[Stored items]
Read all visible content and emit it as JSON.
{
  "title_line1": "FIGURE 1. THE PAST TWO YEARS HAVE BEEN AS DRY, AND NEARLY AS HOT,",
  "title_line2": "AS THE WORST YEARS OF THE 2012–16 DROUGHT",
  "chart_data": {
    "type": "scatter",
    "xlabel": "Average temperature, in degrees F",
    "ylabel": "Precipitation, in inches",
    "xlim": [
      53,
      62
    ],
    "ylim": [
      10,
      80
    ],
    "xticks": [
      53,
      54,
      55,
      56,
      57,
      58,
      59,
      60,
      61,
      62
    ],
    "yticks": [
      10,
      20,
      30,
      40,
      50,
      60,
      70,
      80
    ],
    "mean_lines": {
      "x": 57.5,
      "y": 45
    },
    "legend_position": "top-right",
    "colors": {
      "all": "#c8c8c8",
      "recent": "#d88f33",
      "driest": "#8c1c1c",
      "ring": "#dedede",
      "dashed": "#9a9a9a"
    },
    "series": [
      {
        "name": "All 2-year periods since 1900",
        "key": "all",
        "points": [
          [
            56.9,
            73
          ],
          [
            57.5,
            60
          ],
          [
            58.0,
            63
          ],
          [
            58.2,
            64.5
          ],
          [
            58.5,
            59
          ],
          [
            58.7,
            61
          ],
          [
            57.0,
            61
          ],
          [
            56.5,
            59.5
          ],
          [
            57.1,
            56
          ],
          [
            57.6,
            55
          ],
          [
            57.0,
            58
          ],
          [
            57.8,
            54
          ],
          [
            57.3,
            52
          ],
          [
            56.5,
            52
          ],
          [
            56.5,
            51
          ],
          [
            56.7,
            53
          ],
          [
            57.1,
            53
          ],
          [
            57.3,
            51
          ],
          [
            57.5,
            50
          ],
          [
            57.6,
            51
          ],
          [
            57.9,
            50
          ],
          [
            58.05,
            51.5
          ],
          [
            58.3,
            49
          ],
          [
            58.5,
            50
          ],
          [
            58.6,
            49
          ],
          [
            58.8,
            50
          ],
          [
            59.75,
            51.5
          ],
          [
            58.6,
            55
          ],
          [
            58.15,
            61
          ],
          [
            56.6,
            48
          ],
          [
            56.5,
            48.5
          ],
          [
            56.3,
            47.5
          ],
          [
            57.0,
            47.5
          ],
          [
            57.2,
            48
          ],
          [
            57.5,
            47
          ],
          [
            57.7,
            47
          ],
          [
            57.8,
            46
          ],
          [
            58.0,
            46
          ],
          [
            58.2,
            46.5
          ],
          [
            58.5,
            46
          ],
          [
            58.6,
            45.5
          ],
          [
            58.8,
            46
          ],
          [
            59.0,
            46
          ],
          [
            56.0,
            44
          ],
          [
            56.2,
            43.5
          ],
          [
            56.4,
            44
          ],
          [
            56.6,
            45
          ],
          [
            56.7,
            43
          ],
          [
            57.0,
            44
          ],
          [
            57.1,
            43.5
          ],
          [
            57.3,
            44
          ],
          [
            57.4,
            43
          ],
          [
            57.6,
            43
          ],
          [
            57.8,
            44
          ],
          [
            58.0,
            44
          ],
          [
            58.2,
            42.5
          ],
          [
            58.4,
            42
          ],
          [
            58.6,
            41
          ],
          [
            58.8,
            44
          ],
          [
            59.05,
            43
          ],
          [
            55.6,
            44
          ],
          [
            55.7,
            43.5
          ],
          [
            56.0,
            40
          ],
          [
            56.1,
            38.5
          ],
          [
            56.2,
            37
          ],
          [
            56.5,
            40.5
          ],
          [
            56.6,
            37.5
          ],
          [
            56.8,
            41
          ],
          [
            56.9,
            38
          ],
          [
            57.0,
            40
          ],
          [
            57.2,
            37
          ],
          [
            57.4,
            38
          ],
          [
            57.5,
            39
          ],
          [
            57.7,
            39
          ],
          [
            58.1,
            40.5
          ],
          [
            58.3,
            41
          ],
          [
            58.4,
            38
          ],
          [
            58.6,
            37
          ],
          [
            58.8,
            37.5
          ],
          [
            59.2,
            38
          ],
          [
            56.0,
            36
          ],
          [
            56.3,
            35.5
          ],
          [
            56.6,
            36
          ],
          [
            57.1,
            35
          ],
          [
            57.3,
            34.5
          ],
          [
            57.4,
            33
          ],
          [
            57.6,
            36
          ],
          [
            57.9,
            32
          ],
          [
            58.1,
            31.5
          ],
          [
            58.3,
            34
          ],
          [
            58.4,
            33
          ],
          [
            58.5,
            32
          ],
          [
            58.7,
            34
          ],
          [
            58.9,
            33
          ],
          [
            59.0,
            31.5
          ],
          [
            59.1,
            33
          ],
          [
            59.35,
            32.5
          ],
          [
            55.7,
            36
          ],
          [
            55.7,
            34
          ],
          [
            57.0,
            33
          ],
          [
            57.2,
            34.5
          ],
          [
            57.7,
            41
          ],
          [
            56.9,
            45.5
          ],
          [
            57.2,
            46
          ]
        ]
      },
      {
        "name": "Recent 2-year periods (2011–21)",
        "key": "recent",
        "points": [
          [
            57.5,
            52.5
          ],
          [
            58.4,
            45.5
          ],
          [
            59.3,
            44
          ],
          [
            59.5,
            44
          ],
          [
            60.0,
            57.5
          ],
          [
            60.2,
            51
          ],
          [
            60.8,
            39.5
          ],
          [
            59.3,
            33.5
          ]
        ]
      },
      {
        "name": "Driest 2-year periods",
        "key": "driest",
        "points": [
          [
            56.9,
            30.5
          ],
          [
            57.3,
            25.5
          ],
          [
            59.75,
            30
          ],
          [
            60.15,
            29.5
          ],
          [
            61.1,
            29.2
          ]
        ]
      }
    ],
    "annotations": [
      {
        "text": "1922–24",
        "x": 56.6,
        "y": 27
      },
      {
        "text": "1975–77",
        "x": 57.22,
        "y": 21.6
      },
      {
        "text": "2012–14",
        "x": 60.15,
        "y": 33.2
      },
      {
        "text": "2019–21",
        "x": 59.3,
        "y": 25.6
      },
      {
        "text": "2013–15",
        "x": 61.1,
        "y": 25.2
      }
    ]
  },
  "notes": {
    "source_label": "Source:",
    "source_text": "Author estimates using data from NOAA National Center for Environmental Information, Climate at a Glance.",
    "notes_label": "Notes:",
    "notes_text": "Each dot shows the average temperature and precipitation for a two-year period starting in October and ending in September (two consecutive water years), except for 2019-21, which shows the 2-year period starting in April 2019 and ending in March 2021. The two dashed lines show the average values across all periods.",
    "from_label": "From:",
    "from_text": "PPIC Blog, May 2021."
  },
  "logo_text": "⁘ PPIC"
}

**Problem statement**
Identify every line where the string "PPIC" appears.

**Response**
    "from_text": "PPIC Blog, May 2021."
  "logo_text": "⁘ PPIC"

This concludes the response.